▶ **Short task**
From the entries below, list each line with "central".

## Start Input records

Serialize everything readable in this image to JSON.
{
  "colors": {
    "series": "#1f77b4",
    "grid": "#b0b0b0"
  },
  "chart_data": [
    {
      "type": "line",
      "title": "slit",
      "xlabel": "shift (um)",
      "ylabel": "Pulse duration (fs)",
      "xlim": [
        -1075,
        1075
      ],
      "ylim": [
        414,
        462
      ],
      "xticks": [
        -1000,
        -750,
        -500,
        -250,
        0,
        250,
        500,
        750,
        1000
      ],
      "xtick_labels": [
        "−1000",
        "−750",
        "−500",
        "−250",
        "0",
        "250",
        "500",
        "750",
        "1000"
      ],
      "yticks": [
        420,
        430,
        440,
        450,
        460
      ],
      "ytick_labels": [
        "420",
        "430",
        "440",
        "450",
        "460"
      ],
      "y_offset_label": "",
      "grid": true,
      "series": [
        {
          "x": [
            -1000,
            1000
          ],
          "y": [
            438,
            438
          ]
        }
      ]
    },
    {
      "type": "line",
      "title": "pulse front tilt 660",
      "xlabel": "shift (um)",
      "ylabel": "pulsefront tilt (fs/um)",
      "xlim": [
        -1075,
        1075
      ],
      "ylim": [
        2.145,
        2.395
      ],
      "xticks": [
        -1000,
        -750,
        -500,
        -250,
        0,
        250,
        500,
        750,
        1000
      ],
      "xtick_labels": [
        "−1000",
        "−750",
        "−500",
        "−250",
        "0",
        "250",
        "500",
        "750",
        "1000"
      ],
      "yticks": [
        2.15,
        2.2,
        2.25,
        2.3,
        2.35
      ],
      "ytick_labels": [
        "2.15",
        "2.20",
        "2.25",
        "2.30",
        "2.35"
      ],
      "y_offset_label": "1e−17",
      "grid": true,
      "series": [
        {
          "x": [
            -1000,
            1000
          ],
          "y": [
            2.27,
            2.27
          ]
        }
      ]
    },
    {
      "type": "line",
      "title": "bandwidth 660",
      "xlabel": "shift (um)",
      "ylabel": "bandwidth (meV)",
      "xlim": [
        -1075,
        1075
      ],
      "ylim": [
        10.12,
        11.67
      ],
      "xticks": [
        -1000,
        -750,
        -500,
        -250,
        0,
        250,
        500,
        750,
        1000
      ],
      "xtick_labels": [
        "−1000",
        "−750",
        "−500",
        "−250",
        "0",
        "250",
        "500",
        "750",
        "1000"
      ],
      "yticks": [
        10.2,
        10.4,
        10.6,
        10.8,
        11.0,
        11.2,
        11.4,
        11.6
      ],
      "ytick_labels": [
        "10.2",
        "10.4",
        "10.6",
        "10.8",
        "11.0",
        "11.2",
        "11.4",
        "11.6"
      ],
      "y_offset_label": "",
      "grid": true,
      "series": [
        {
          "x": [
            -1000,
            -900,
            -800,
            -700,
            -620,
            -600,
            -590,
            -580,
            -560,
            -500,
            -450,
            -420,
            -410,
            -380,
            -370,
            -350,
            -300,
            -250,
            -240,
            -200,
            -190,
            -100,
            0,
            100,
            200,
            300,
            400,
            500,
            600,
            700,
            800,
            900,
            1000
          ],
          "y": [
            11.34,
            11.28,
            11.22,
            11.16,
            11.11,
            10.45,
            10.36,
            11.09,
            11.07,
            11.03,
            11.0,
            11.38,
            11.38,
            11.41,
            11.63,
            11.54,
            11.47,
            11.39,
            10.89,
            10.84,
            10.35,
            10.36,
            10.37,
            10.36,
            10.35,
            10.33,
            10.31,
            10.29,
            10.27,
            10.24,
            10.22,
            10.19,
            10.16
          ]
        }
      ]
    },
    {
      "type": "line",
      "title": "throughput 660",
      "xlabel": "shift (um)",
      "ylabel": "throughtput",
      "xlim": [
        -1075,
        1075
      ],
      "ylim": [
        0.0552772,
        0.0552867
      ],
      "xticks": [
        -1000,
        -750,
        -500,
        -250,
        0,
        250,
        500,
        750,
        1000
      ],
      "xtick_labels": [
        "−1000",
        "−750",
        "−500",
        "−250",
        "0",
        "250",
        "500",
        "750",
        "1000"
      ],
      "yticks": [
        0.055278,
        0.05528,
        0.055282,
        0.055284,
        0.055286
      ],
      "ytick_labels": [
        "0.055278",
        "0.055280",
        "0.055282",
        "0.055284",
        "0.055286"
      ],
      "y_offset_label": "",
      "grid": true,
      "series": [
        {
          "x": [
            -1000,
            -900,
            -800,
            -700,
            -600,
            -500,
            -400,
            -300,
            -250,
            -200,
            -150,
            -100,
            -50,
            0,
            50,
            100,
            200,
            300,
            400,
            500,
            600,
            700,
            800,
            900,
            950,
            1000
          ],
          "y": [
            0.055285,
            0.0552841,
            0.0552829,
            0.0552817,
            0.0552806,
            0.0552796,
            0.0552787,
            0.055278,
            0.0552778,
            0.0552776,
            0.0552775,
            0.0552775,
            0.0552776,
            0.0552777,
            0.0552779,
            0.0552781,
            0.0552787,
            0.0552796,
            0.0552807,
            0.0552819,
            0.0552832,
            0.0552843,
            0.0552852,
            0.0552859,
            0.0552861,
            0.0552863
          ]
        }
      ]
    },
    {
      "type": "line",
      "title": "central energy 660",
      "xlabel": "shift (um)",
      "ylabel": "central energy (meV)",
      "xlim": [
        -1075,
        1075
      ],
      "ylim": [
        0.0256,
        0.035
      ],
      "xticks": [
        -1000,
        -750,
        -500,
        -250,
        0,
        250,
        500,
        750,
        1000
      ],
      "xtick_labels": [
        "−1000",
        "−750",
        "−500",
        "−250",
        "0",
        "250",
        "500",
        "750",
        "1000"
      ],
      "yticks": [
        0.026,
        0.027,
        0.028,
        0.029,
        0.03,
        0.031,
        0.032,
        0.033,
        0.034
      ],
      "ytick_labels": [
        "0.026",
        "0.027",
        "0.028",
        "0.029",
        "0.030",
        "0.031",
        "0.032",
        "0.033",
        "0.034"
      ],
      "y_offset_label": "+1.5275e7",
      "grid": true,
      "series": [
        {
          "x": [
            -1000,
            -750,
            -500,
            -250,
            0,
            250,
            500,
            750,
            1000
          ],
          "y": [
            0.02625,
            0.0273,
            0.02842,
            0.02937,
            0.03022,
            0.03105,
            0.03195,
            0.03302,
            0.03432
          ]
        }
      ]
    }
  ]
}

## End Input records

▶ **Result for this task**
      "title": "central energy 660",
      "ylabel": "central energy (meV)",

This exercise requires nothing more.